**TASK PROMPT**
Reproduce the listing below word for word, starting with its first line and going on through the line with "grid-cell[interactable] <box>390 495", and stop there.

— start —

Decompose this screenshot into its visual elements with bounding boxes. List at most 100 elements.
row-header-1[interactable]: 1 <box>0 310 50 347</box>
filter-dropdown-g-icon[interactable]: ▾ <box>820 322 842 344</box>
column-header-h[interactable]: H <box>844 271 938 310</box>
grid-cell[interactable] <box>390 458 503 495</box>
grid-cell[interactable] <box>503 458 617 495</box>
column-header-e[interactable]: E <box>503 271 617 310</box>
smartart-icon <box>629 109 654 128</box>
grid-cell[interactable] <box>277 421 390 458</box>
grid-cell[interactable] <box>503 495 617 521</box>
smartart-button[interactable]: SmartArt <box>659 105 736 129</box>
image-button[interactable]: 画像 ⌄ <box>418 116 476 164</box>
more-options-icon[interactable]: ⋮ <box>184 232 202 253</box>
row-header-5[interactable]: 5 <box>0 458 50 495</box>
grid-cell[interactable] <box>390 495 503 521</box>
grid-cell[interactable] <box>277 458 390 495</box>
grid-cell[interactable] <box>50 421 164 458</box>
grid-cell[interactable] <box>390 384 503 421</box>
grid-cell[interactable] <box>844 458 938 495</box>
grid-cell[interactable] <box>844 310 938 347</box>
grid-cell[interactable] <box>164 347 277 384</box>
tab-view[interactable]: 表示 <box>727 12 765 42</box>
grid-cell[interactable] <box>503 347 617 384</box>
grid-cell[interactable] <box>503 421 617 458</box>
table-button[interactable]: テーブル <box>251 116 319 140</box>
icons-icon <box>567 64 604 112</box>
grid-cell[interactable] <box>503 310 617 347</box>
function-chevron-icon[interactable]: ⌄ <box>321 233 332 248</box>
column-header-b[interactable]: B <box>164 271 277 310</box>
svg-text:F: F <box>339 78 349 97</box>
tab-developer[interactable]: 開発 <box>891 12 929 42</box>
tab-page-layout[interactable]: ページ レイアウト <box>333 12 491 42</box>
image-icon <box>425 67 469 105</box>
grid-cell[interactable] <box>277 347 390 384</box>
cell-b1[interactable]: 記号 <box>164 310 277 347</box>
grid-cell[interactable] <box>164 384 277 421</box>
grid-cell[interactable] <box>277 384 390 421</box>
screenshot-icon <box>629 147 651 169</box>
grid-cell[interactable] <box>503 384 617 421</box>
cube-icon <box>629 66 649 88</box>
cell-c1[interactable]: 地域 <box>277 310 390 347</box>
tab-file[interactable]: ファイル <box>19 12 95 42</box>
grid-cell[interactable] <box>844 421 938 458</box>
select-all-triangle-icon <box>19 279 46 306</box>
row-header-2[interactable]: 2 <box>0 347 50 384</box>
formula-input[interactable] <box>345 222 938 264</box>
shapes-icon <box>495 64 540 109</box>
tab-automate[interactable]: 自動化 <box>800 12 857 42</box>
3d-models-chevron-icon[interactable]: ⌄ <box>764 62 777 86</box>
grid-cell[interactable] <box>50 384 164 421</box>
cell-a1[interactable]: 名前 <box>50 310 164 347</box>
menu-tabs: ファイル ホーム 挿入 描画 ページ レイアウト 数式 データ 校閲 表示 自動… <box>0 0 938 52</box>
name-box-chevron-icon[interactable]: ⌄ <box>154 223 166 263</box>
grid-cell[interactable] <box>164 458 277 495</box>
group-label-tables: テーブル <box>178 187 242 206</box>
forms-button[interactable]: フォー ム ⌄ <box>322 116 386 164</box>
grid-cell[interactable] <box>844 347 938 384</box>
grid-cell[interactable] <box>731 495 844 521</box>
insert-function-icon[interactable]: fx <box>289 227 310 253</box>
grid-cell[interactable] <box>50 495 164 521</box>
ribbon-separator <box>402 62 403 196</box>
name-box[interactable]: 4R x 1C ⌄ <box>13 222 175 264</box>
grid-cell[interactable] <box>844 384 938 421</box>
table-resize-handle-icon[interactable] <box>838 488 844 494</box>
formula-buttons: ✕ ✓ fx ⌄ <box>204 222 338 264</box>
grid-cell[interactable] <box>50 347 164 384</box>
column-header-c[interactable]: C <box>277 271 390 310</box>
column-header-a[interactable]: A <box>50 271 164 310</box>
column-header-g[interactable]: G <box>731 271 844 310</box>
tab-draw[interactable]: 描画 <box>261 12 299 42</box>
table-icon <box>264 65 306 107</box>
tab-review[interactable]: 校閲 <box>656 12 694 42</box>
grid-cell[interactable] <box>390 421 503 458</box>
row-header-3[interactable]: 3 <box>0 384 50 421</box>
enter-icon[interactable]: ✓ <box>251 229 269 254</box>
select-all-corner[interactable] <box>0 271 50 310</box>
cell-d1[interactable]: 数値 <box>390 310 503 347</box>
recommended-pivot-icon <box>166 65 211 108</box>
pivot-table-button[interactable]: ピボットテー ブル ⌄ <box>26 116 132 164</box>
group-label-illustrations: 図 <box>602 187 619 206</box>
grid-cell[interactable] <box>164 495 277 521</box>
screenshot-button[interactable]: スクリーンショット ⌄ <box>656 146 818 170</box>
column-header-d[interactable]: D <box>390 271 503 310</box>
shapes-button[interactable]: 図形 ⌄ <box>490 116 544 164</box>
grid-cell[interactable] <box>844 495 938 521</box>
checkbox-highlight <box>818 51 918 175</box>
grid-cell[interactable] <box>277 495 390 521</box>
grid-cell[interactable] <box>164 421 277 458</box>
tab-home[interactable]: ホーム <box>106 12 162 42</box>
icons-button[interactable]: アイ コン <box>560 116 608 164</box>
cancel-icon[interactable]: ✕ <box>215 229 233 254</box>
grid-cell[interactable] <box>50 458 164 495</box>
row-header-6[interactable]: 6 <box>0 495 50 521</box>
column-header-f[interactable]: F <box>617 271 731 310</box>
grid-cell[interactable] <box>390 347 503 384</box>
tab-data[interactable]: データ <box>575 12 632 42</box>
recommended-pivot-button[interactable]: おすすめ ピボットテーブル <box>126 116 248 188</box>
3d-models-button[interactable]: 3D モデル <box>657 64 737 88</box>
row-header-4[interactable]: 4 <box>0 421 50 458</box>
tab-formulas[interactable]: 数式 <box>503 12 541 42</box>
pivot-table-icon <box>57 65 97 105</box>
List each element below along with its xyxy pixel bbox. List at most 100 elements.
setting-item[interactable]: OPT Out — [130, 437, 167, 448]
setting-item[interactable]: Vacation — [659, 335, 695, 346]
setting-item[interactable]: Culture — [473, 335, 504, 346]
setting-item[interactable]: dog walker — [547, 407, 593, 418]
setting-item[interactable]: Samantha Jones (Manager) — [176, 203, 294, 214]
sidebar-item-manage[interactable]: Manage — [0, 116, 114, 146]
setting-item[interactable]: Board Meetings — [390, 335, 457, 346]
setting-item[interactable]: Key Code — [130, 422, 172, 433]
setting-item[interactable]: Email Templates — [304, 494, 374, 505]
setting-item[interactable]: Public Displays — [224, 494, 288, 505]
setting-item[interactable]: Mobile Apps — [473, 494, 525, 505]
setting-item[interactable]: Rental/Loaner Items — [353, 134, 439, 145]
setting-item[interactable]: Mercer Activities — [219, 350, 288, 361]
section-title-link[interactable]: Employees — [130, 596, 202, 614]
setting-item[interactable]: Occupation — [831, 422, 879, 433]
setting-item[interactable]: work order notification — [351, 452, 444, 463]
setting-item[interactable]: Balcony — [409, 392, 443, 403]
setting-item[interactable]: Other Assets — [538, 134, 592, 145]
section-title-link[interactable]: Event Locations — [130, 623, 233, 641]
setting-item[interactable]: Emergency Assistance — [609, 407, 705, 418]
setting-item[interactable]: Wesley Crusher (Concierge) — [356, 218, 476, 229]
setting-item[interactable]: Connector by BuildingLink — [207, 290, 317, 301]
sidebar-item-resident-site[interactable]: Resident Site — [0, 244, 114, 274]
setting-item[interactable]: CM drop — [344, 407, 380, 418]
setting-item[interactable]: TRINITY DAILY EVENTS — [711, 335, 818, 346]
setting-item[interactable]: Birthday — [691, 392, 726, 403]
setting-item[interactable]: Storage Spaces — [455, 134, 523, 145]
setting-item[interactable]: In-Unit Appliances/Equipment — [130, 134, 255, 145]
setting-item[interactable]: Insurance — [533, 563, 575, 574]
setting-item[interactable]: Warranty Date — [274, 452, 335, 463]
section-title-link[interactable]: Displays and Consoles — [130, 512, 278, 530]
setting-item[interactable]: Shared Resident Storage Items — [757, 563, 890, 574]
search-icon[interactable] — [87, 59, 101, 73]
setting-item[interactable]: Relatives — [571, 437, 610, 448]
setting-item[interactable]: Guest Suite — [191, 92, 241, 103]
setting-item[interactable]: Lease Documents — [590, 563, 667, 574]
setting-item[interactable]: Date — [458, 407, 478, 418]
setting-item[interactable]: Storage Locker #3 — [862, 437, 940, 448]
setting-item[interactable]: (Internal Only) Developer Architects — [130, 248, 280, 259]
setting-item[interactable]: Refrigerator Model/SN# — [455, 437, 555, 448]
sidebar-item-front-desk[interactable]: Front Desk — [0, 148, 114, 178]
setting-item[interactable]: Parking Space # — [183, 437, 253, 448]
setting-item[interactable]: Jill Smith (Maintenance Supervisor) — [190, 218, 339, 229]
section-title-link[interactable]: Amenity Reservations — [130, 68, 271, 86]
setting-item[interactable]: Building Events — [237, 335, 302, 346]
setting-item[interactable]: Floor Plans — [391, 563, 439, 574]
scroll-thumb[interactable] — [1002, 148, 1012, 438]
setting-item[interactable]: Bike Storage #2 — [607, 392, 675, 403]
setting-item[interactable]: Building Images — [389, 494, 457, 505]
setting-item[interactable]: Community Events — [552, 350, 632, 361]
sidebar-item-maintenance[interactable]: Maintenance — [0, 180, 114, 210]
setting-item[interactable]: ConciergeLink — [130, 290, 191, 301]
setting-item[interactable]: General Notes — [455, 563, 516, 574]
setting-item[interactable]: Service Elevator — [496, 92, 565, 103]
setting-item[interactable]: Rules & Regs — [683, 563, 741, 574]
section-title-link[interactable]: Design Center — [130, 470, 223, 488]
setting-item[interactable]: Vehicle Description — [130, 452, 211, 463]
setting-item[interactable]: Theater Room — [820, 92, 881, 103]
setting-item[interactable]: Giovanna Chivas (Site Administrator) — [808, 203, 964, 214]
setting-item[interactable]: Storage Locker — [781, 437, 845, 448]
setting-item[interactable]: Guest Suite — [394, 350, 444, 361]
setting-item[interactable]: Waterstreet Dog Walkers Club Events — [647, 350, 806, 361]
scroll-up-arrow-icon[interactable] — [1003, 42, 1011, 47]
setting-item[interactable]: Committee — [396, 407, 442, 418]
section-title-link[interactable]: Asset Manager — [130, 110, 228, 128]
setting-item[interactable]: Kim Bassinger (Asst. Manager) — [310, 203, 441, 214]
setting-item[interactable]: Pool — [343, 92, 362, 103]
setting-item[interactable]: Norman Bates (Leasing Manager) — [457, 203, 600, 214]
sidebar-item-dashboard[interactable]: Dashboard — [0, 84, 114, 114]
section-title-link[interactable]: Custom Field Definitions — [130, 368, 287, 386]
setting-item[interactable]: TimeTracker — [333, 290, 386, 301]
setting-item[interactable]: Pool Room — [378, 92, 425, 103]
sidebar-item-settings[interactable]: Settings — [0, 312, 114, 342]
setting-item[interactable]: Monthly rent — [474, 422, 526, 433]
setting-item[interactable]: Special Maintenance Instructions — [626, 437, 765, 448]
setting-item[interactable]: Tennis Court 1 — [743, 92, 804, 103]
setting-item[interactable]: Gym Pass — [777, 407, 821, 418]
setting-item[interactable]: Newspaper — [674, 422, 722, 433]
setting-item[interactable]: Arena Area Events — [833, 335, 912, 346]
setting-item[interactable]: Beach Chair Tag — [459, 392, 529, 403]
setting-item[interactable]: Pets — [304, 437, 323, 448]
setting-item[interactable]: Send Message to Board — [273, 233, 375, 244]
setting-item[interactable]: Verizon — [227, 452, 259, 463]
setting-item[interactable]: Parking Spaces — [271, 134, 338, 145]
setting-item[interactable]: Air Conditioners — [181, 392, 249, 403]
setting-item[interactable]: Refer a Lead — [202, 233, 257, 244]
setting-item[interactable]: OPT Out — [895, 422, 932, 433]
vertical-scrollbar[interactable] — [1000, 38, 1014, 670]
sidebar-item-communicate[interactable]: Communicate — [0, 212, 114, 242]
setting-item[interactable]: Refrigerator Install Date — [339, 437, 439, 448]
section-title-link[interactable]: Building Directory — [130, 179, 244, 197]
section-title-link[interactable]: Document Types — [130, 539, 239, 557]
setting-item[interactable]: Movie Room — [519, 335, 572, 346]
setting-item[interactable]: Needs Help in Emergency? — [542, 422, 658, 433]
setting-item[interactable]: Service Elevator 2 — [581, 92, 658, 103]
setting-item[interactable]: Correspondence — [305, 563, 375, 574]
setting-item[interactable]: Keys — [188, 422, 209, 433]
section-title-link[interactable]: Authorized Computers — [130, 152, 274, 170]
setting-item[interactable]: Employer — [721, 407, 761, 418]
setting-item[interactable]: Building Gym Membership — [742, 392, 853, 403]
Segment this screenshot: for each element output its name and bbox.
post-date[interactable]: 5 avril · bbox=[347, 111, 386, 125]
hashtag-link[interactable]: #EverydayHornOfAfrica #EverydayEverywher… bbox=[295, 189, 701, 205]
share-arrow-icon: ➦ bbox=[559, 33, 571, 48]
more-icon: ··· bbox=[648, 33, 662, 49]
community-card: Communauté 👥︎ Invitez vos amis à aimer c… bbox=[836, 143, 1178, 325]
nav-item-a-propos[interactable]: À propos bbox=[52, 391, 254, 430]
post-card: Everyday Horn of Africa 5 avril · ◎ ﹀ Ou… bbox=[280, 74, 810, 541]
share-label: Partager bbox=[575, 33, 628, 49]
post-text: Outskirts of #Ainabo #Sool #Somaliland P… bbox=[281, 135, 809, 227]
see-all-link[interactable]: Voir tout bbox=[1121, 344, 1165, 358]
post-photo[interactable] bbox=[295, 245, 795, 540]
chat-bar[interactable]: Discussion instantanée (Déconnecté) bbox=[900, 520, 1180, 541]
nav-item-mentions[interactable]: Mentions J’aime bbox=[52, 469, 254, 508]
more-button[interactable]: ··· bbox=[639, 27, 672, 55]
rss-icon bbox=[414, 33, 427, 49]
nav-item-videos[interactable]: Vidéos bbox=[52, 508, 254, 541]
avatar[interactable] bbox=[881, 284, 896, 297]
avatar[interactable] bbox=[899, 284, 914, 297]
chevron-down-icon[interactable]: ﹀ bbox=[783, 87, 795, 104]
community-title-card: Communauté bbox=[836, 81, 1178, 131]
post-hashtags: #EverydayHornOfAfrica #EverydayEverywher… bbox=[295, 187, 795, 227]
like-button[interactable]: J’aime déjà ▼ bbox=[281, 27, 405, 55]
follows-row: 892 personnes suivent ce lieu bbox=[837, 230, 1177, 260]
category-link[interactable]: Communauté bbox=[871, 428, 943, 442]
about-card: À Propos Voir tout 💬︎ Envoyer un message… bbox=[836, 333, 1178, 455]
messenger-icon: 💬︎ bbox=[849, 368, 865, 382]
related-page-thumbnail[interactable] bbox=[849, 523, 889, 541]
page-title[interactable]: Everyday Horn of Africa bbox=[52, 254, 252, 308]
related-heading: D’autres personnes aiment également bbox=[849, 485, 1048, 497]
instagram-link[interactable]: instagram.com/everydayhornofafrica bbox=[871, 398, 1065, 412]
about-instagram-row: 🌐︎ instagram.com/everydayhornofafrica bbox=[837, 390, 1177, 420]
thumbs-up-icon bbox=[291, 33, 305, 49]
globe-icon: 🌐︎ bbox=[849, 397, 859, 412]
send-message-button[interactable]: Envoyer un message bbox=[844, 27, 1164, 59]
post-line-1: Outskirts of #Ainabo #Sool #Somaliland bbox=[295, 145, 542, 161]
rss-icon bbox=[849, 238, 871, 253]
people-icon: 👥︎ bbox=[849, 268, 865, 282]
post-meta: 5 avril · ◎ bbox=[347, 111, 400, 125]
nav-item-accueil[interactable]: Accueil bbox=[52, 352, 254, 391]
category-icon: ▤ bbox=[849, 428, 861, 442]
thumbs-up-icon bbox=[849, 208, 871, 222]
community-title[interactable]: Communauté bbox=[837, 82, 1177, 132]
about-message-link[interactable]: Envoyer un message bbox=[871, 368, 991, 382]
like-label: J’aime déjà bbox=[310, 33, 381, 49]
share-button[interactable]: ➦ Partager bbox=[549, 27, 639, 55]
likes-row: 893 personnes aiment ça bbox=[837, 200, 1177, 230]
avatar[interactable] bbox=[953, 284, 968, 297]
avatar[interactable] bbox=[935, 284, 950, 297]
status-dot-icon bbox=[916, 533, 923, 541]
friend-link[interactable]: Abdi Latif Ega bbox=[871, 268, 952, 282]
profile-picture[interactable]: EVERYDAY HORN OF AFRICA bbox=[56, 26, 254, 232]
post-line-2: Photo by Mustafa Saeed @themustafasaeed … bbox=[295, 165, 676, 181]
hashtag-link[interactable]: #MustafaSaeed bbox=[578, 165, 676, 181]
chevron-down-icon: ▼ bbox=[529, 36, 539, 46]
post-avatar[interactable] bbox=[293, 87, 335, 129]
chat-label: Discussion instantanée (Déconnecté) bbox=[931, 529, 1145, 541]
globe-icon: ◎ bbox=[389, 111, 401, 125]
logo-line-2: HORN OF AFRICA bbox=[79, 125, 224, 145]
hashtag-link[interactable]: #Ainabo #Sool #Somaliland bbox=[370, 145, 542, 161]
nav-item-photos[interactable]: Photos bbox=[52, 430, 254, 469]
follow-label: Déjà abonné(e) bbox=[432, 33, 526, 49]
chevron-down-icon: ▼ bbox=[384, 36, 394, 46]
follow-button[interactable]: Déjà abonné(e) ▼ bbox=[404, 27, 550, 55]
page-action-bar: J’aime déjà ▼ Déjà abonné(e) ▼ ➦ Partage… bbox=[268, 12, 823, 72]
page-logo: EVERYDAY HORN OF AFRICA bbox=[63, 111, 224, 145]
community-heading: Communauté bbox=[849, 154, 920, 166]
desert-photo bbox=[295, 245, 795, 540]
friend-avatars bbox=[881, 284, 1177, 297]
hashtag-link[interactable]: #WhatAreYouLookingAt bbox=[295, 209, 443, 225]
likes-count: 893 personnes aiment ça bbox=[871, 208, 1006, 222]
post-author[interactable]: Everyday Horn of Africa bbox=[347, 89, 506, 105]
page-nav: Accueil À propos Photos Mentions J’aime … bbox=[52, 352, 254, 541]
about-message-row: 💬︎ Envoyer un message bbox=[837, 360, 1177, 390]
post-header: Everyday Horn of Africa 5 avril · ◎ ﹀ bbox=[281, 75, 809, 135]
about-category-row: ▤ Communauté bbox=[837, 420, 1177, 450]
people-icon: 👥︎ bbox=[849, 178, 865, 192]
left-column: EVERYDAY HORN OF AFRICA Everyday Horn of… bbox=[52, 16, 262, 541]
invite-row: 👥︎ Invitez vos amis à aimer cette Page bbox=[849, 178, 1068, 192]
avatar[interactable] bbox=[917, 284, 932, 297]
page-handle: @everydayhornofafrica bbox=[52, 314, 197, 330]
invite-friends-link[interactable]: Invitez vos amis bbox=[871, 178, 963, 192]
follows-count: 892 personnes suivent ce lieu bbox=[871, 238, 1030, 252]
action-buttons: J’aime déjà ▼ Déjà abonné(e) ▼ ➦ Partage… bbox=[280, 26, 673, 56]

— end —

**EXERCISE RESULT**
Decompose this screenshot into its visual elements with bounding boxes. List at most 100 elements.
row-header-1[interactable]: 1 <box>0 310 50 347</box>
filter-dropdown-g-icon[interactable]: ▾ <box>820 322 842 344</box>
column-header-h[interactable]: H <box>844 271 938 310</box>
grid-cell[interactable] <box>390 458 503 495</box>
grid-cell[interactable] <box>503 458 617 495</box>
column-header-e[interactable]: E <box>503 271 617 310</box>
smartart-icon <box>629 109 654 128</box>
grid-cell[interactable] <box>277 421 390 458</box>
grid-cell[interactable] <box>503 495 617 521</box>
smartart-button[interactable]: SmartArt <box>659 105 736 129</box>
image-button[interactable]: 画像 ⌄ <box>418 116 476 164</box>
more-options-icon[interactable]: ⋮ <box>184 232 202 253</box>
row-header-5[interactable]: 5 <box>0 458 50 495</box>
grid-cell[interactable] <box>390 495 503 521</box>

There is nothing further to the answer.